Stored data entries:
────
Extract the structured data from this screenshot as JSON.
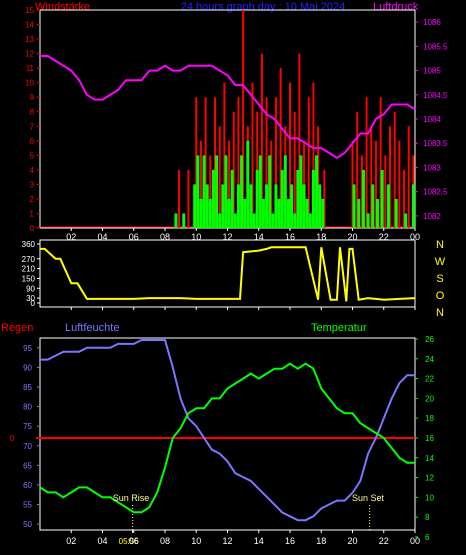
{
  "header": {
    "wind_label": "Windstärke",
    "title": "24 hours graph day : 10 Mai 2024",
    "pressure_label": "Luftdruck"
  },
  "lower_labels": {
    "rain": "Regen",
    "humidity": "Luftfeuchte",
    "temperature": "Temperatur",
    "sunrise": "Sun Rise",
    "sunset": "Sun Set",
    "sunrise_tick": "05:56"
  },
  "colors": {
    "wind_label": "#ff0000",
    "title": "#2222ff",
    "pressure": "#ff00ff",
    "gust": "#ff0000",
    "wind": "#00ff00",
    "direction": "#ffff00",
    "rain": "#ff0000",
    "humidity": "#7777ff",
    "temperature": "#00ff00",
    "axis": "#ffffff",
    "sun": "#ffff88"
  },
  "chart_data": [
    {
      "type": "line",
      "name": "wind-pressure",
      "x_ticks": [
        "02",
        "04",
        "06",
        "08",
        "10",
        "12",
        "14",
        "16",
        "18",
        "20",
        "22",
        "00"
      ],
      "wind_axis": {
        "ylim": [
          0,
          15
        ],
        "ticks": [
          "0",
          "1",
          "2",
          "3",
          "4",
          "5",
          "6",
          "7",
          "8",
          "9",
          "10",
          "11",
          "12",
          "13",
          "14",
          "15"
        ]
      },
      "pressure_axis": {
        "ylim": [
          1081.75,
          1086.25
        ],
        "ticks": [
          "1082",
          "1082.5",
          "1083",
          "1083.5",
          "1084",
          "1084.5",
          "1085",
          "1085.5",
          "1086"
        ]
      },
      "pressure": {
        "x": [
          0,
          0.5,
          1,
          1.5,
          2,
          2.5,
          3,
          3.5,
          4,
          4.5,
          5,
          5.5,
          6,
          6.5,
          7,
          7.5,
          8,
          8.5,
          9,
          9.5,
          10,
          10.5,
          11,
          11.5,
          12,
          12.5,
          13,
          13.5,
          14,
          14.5,
          15,
          15.5,
          16,
          16.5,
          17,
          17.5,
          18,
          18.5,
          19,
          19.5,
          20,
          20.5,
          21,
          21.5,
          22,
          22.5,
          23,
          23.5,
          24
        ],
        "y": [
          1085.3,
          1085.3,
          1085.2,
          1085.1,
          1085.0,
          1084.8,
          1084.5,
          1084.4,
          1084.4,
          1084.5,
          1084.6,
          1084.8,
          1084.8,
          1084.8,
          1085.0,
          1085.0,
          1085.1,
          1085.0,
          1085.0,
          1085.1,
          1085.1,
          1085.1,
          1085.1,
          1085.0,
          1084.9,
          1084.7,
          1084.7,
          1084.5,
          1084.3,
          1084.1,
          1084.0,
          1083.8,
          1083.6,
          1083.6,
          1083.5,
          1083.4,
          1083.4,
          1083.3,
          1083.2,
          1083.3,
          1083.5,
          1083.7,
          1083.7,
          1084.0,
          1084.1,
          1084.3,
          1084.3,
          1084.3,
          1084.2
        ]
      },
      "wind": {
        "x": [
          8.7,
          9.2,
          9.9,
          10.1,
          10.3,
          10.5,
          10.7,
          10.9,
          11.1,
          11.3,
          11.5,
          11.7,
          11.9,
          12.1,
          12.3,
          12.5,
          12.7,
          12.9,
          13.1,
          13.3,
          13.5,
          13.7,
          13.9,
          14.1,
          14.3,
          14.5,
          14.7,
          14.9,
          15.1,
          15.3,
          15.5,
          15.7,
          15.9,
          16.1,
          16.3,
          16.5,
          16.7,
          16.9,
          17.1,
          17.3,
          17.5,
          17.7,
          17.9,
          18.1,
          20.1,
          20.4,
          20.7,
          21.0,
          21.3,
          21.6,
          21.9,
          22.3,
          22.8,
          23.4,
          23.9
        ],
        "y": [
          1,
          1,
          3,
          5,
          2,
          5,
          3,
          2,
          4,
          5,
          1,
          3,
          5,
          2,
          4,
          1,
          3,
          5,
          2,
          6,
          3,
          1,
          4,
          5,
          2,
          3,
          5,
          1,
          3,
          2,
          4,
          5,
          2,
          3,
          1,
          4,
          5,
          3,
          2,
          1,
          4,
          5,
          3,
          2,
          3,
          2,
          4,
          1,
          3,
          2,
          4,
          3,
          2,
          1,
          3
        ]
      },
      "gust": {
        "x": [
          8.9,
          9.5,
          10.0,
          10.3,
          10.6,
          10.9,
          11.2,
          11.5,
          11.8,
          12.1,
          12.4,
          12.7,
          13.0,
          13.3,
          13.6,
          13.9,
          14.2,
          14.5,
          14.8,
          15.1,
          15.4,
          15.7,
          16.0,
          16.3,
          16.6,
          16.9,
          17.2,
          17.5,
          17.8,
          18.2,
          20.0,
          20.3,
          20.6,
          20.9,
          21.2,
          21.5,
          21.8,
          22.1,
          22.4,
          22.7,
          23.0,
          23.3,
          23.6,
          23.9
        ],
        "y": [
          4,
          4,
          9,
          6,
          9,
          5,
          9,
          7,
          10,
          6,
          8,
          9,
          15,
          7,
          10,
          8,
          12,
          9,
          6,
          9,
          11,
          7,
          10,
          8,
          12,
          6,
          9,
          10,
          7,
          4,
          6,
          8,
          5,
          9,
          7,
          6,
          9,
          5,
          7,
          8,
          6,
          4,
          7,
          5
        ]
      }
    },
    {
      "type": "line",
      "name": "wind-direction",
      "x_ticks": [
        "02",
        "04",
        "06",
        "08",
        "10",
        "12",
        "14",
        "16",
        "18",
        "20",
        "22",
        "00"
      ],
      "ylim": [
        0,
        360
      ],
      "y_ticks": [
        "0",
        "30",
        "90",
        "150",
        "210",
        "270",
        "360"
      ],
      "compass_labels": [
        "N",
        "W",
        "S",
        "O",
        "N"
      ],
      "direction": {
        "x": [
          0,
          0.3,
          1.0,
          1.3,
          2.0,
          2.4,
          3.0,
          4.0,
          5.0,
          6.0,
          7.0,
          8.0,
          9.0,
          10.0,
          11.0,
          12.0,
          12.6,
          12.8,
          13.0,
          14.0,
          14.5,
          14.8,
          15.0,
          16.0,
          16.5,
          17.0,
          17.8,
          18.0,
          18.6,
          19.0,
          19.2,
          19.6,
          19.8,
          20.0,
          20.4,
          21.0,
          22.0,
          23.0,
          24.0
        ],
        "y": [
          330,
          330,
          270,
          270,
          120,
          120,
          25,
          25,
          25,
          25,
          30,
          30,
          30,
          25,
          25,
          25,
          25,
          25,
          310,
          320,
          330,
          340,
          340,
          340,
          340,
          340,
          20,
          340,
          20,
          20,
          340,
          10,
          330,
          330,
          20,
          30,
          20,
          25,
          30
        ]
      }
    },
    {
      "type": "line",
      "name": "humidity-temperature",
      "x_ticks": [
        "02",
        "04",
        "05:56",
        "06",
        "08",
        "10",
        "12",
        "14",
        "16",
        "18",
        "20",
        "22",
        "00"
      ],
      "humidity_axis": {
        "ylim": [
          48.5,
          97.5
        ],
        "ticks": [
          "50",
          "55",
          "60",
          "65",
          "70",
          "75",
          "80",
          "85",
          "90",
          "95"
        ]
      },
      "temperature_axis": {
        "ylim": [
          6.7,
          26.1
        ],
        "ticks": [
          "6",
          "8",
          "10",
          "12",
          "14",
          "16",
          "18",
          "20",
          "22",
          "24",
          "26"
        ]
      },
      "rain_value": "0",
      "humidity": {
        "x": [
          0,
          0.5,
          1,
          1.5,
          2,
          2.5,
          3,
          3.5,
          4,
          4.5,
          5,
          5.5,
          6,
          6.5,
          7,
          7.5,
          8,
          8.5,
          9,
          9.5,
          10,
          10.5,
          11,
          11.5,
          12,
          12.5,
          13,
          13.5,
          14,
          14.5,
          15,
          15.5,
          16,
          16.5,
          17,
          17.5,
          18,
          18.5,
          19,
          19.5,
          20,
          20.5,
          21,
          21.5,
          22,
          22.5,
          23,
          23.5,
          24
        ],
        "y": [
          92,
          92,
          93,
          94,
          94,
          94,
          95,
          95,
          95,
          95,
          96,
          96,
          96,
          97,
          97,
          97,
          97,
          90,
          82,
          77,
          75,
          72,
          69,
          68,
          66,
          63,
          62,
          61,
          59,
          57,
          55,
          53,
          52,
          51,
          51,
          52,
          54,
          55,
          56,
          56,
          58,
          61,
          68,
          72,
          77,
          82,
          86,
          88,
          88
        ]
      },
      "temperature": {
        "x": [
          0,
          0.5,
          1,
          1.5,
          2,
          2.5,
          3,
          3.5,
          4,
          4.5,
          5,
          5.5,
          6,
          6.5,
          7,
          7.5,
          8,
          8.5,
          9,
          9.5,
          10,
          10.5,
          11,
          11.5,
          12,
          12.5,
          13,
          13.5,
          14,
          14.5,
          15,
          15.5,
          16,
          16.5,
          17,
          17.5,
          18,
          18.5,
          19,
          19.5,
          20,
          20.5,
          21,
          21.5,
          22,
          22.5,
          23,
          23.5,
          24
        ],
        "y": [
          11,
          10.5,
          10.5,
          10,
          10.5,
          11,
          11,
          10.5,
          10,
          10,
          9.5,
          9,
          8.5,
          8.5,
          9,
          10.5,
          13,
          16,
          17,
          18.5,
          19,
          19,
          20,
          20,
          21,
          21.5,
          22,
          22.5,
          22,
          22.5,
          23,
          23,
          23.5,
          23,
          23.5,
          23,
          21,
          20,
          19,
          18.5,
          18.5,
          17.5,
          17,
          16.5,
          16,
          15,
          14,
          13.5,
          13.5
        ]
      }
    }
  ]
}
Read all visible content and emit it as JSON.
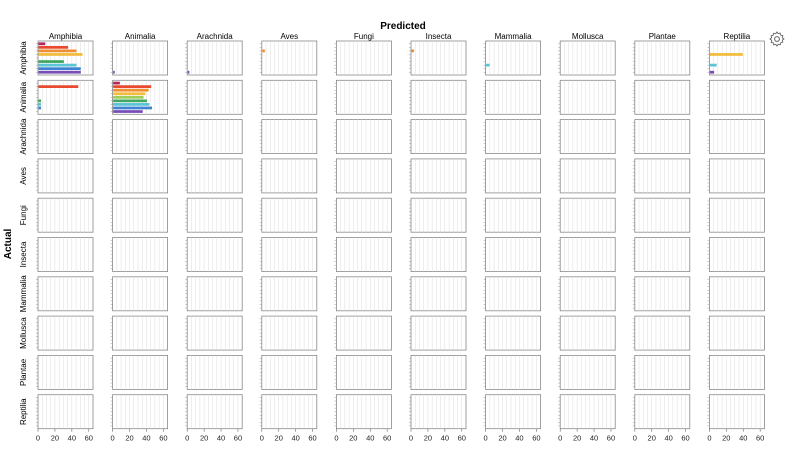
{
  "chart_data": {
    "type": "bar",
    "layout": "facet-grid",
    "orientation": "horizontal",
    "title_x": "Predicted",
    "title_y": "Actual",
    "classes": [
      "Amphibia",
      "Animalia",
      "Arachnida",
      "Aves",
      "Fungi",
      "Insecta",
      "Mammalia",
      "Mollusca",
      "Plantae",
      "Reptilia"
    ],
    "x_ticks": [
      0,
      20,
      40,
      60
    ],
    "xlim": [
      0,
      65
    ],
    "series_colors": [
      "#b5245b",
      "#e8492f",
      "#f08f32",
      "#f2bd3c",
      "#9fcd59",
      "#3fa861",
      "#5bc4d6",
      "#3e84d3",
      "#7a4eb8"
    ],
    "cells": [
      [
        [
          8,
          35,
          45,
          52,
          0,
          30,
          45,
          50,
          50
        ],
        [
          0,
          0,
          0,
          0,
          0,
          0,
          0,
          0,
          2
        ],
        [
          0,
          0,
          0,
          0,
          0,
          0,
          0,
          0,
          2
        ],
        [
          0,
          0,
          3,
          0,
          0,
          0,
          0,
          0,
          0
        ],
        [
          0,
          0,
          0,
          0,
          0,
          0,
          0,
          0,
          0
        ],
        [
          0,
          0,
          3,
          0,
          0,
          0,
          0,
          0,
          0
        ],
        [
          0,
          0,
          0,
          0,
          0,
          0,
          4,
          0,
          0
        ],
        [
          0,
          0,
          0,
          0,
          0,
          0,
          0,
          0,
          0
        ],
        [
          0,
          0,
          0,
          0,
          0,
          0,
          0,
          0,
          0
        ],
        [
          0,
          0,
          0,
          39,
          0,
          0,
          8,
          0,
          5
        ]
      ],
      [
        [
          0,
          47,
          0,
          0,
          0,
          3,
          3,
          3,
          0
        ],
        [
          8,
          45,
          42,
          38,
          36,
          40,
          43,
          46,
          35
        ],
        [
          0,
          0,
          0,
          0,
          0,
          0,
          0,
          0,
          0
        ],
        [
          0,
          0,
          0,
          0,
          0,
          0,
          0,
          0,
          0
        ],
        [
          0,
          0,
          0,
          0,
          0,
          0,
          0,
          0,
          0
        ],
        [
          0,
          0,
          0,
          0,
          0,
          0,
          0,
          0,
          0
        ],
        [
          0,
          0,
          0,
          0,
          0,
          0,
          0,
          0,
          0
        ],
        [
          0,
          0,
          0,
          0,
          0,
          0,
          0,
          0,
          0
        ],
        [
          0,
          0,
          0,
          0,
          0,
          0,
          0,
          0,
          0
        ],
        [
          0,
          0,
          0,
          0,
          0,
          0,
          0,
          0,
          0
        ]
      ],
      [
        [
          0,
          0,
          0,
          0,
          0,
          0,
          0,
          0,
          0
        ],
        [
          0,
          0,
          0,
          0,
          0,
          0,
          0,
          0,
          0
        ],
        [
          0,
          0,
          0,
          0,
          0,
          0,
          0,
          0,
          0
        ],
        [
          0,
          0,
          0,
          0,
          0,
          0,
          0,
          0,
          0
        ],
        [
          0,
          0,
          0,
          0,
          0,
          0,
          0,
          0,
          0
        ],
        [
          0,
          0,
          0,
          0,
          0,
          0,
          0,
          0,
          0
        ],
        [
          0,
          0,
          0,
          0,
          0,
          0,
          0,
          0,
          0
        ],
        [
          0,
          0,
          0,
          0,
          0,
          0,
          0,
          0,
          0
        ],
        [
          0,
          0,
          0,
          0,
          0,
          0,
          0,
          0,
          0
        ],
        [
          0,
          0,
          0,
          0,
          0,
          0,
          0,
          0,
          0
        ]
      ],
      [
        [
          0,
          0,
          0,
          0,
          0,
          0,
          0,
          0,
          0
        ],
        [
          0,
          0,
          0,
          0,
          0,
          0,
          0,
          0,
          0
        ],
        [
          0,
          0,
          0,
          0,
          0,
          0,
          0,
          0,
          0
        ],
        [
          0,
          0,
          0,
          0,
          0,
          0,
          0,
          0,
          0
        ],
        [
          0,
          0,
          0,
          0,
          0,
          0,
          0,
          0,
          0
        ],
        [
          0,
          0,
          0,
          0,
          0,
          0,
          0,
          0,
          0
        ],
        [
          0,
          0,
          0,
          0,
          0,
          0,
          0,
          0,
          0
        ],
        [
          0,
          0,
          0,
          0,
          0,
          0,
          0,
          0,
          0
        ],
        [
          0,
          0,
          0,
          0,
          0,
          0,
          0,
          0,
          0
        ],
        [
          0,
          0,
          0,
          0,
          0,
          0,
          0,
          0,
          0
        ]
      ],
      [
        [
          0,
          0,
          0,
          0,
          0,
          0,
          0,
          0,
          0
        ],
        [
          0,
          0,
          0,
          0,
          0,
          0,
          0,
          0,
          0
        ],
        [
          0,
          0,
          0,
          0,
          0,
          0,
          0,
          0,
          0
        ],
        [
          0,
          0,
          0,
          0,
          0,
          0,
          0,
          0,
          0
        ],
        [
          0,
          0,
          0,
          0,
          0,
          0,
          0,
          0,
          0
        ],
        [
          0,
          0,
          0,
          0,
          0,
          0,
          0,
          0,
          0
        ],
        [
          0,
          0,
          0,
          0,
          0,
          0,
          0,
          0,
          0
        ],
        [
          0,
          0,
          0,
          0,
          0,
          0,
          0,
          0,
          0
        ],
        [
          0,
          0,
          0,
          0,
          0,
          0,
          0,
          0,
          0
        ],
        [
          0,
          0,
          0,
          0,
          0,
          0,
          0,
          0,
          0
        ]
      ],
      [
        [
          0,
          0,
          0,
          0,
          0,
          0,
          0,
          0,
          0
        ],
        [
          0,
          0,
          0,
          0,
          0,
          0,
          0,
          0,
          0
        ],
        [
          0,
          0,
          0,
          0,
          0,
          0,
          0,
          0,
          0
        ],
        [
          0,
          0,
          0,
          0,
          0,
          0,
          0,
          0,
          0
        ],
        [
          0,
          0,
          0,
          0,
          0,
          0,
          0,
          0,
          0
        ],
        [
          0,
          0,
          0,
          0,
          0,
          0,
          0,
          0,
          0
        ],
        [
          0,
          0,
          0,
          0,
          0,
          0,
          0,
          0,
          0
        ],
        [
          0,
          0,
          0,
          0,
          0,
          0,
          0,
          0,
          0
        ],
        [
          0,
          0,
          0,
          0,
          0,
          0,
          0,
          0,
          0
        ],
        [
          0,
          0,
          0,
          0,
          0,
          0,
          0,
          0,
          0
        ]
      ],
      [
        [
          0,
          0,
          0,
          0,
          0,
          0,
          0,
          0,
          0
        ],
        [
          0,
          0,
          0,
          0,
          0,
          0,
          0,
          0,
          0
        ],
        [
          0,
          0,
          0,
          0,
          0,
          0,
          0,
          0,
          0
        ],
        [
          0,
          0,
          0,
          0,
          0,
          0,
          0,
          0,
          0
        ],
        [
          0,
          0,
          0,
          0,
          0,
          0,
          0,
          0,
          0
        ],
        [
          0,
          0,
          0,
          0,
          0,
          0,
          0,
          0,
          0
        ],
        [
          0,
          0,
          0,
          0,
          0,
          0,
          0,
          0,
          0
        ],
        [
          0,
          0,
          0,
          0,
          0,
          0,
          0,
          0,
          0
        ],
        [
          0,
          0,
          0,
          0,
          0,
          0,
          0,
          0,
          0
        ],
        [
          0,
          0,
          0,
          0,
          0,
          0,
          0,
          0,
          0
        ]
      ],
      [
        [
          0,
          0,
          0,
          0,
          0,
          0,
          0,
          0,
          0
        ],
        [
          0,
          0,
          0,
          0,
          0,
          0,
          0,
          0,
          0
        ],
        [
          0,
          0,
          0,
          0,
          0,
          0,
          0,
          0,
          0
        ],
        [
          0,
          0,
          0,
          0,
          0,
          0,
          0,
          0,
          0
        ],
        [
          0,
          0,
          0,
          0,
          0,
          0,
          0,
          0,
          0
        ],
        [
          0,
          0,
          0,
          0,
          0,
          0,
          0,
          0,
          0
        ],
        [
          0,
          0,
          0,
          0,
          0,
          0,
          0,
          0,
          0
        ],
        [
          0,
          0,
          0,
          0,
          0,
          0,
          0,
          0,
          0
        ],
        [
          0,
          0,
          0,
          0,
          0,
          0,
          0,
          0,
          0
        ],
        [
          0,
          0,
          0,
          0,
          0,
          0,
          0,
          0,
          0
        ]
      ],
      [
        [
          0,
          0,
          0,
          0,
          0,
          0,
          0,
          0,
          0
        ],
        [
          0,
          0,
          0,
          0,
          0,
          0,
          0,
          0,
          0
        ],
        [
          0,
          0,
          0,
          0,
          0,
          0,
          0,
          0,
          0
        ],
        [
          0,
          0,
          0,
          0,
          0,
          0,
          0,
          0,
          0
        ],
        [
          0,
          0,
          0,
          0,
          0,
          0,
          0,
          0,
          0
        ],
        [
          0,
          0,
          0,
          0,
          0,
          0,
          0,
          0,
          0
        ],
        [
          0,
          0,
          0,
          0,
          0,
          0,
          0,
          0,
          0
        ],
        [
          0,
          0,
          0,
          0,
          0,
          0,
          0,
          0,
          0
        ],
        [
          0,
          0,
          0,
          0,
          0,
          0,
          0,
          0,
          0
        ],
        [
          0,
          0,
          0,
          0,
          0,
          0,
          0,
          0,
          0
        ]
      ],
      [
        [
          0,
          0,
          0,
          0,
          0,
          0,
          0,
          0,
          0
        ],
        [
          0,
          0,
          0,
          0,
          0,
          0,
          0,
          0,
          0
        ],
        [
          0,
          0,
          0,
          0,
          0,
          0,
          0,
          0,
          0
        ],
        [
          0,
          0,
          0,
          0,
          0,
          0,
          0,
          0,
          0
        ],
        [
          0,
          0,
          0,
          0,
          0,
          0,
          0,
          0,
          0
        ],
        [
          0,
          0,
          0,
          0,
          0,
          0,
          0,
          0,
          0
        ],
        [
          0,
          0,
          0,
          0,
          0,
          0,
          0,
          0,
          0
        ],
        [
          0,
          0,
          0,
          0,
          0,
          0,
          0,
          0,
          0
        ],
        [
          0,
          0,
          0,
          0,
          0,
          0,
          0,
          0,
          0
        ],
        [
          0,
          0,
          0,
          0,
          0,
          0,
          0,
          0,
          0
        ]
      ]
    ]
  }
}
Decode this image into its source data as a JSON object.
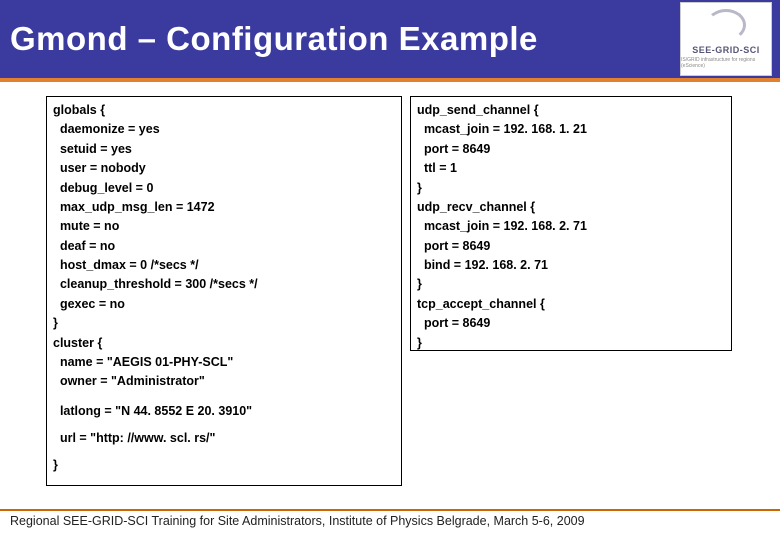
────
**What you need to do**
Say how many lines in this listing hold the string "JSON", giving the count and nothing more.

**Complete response**
3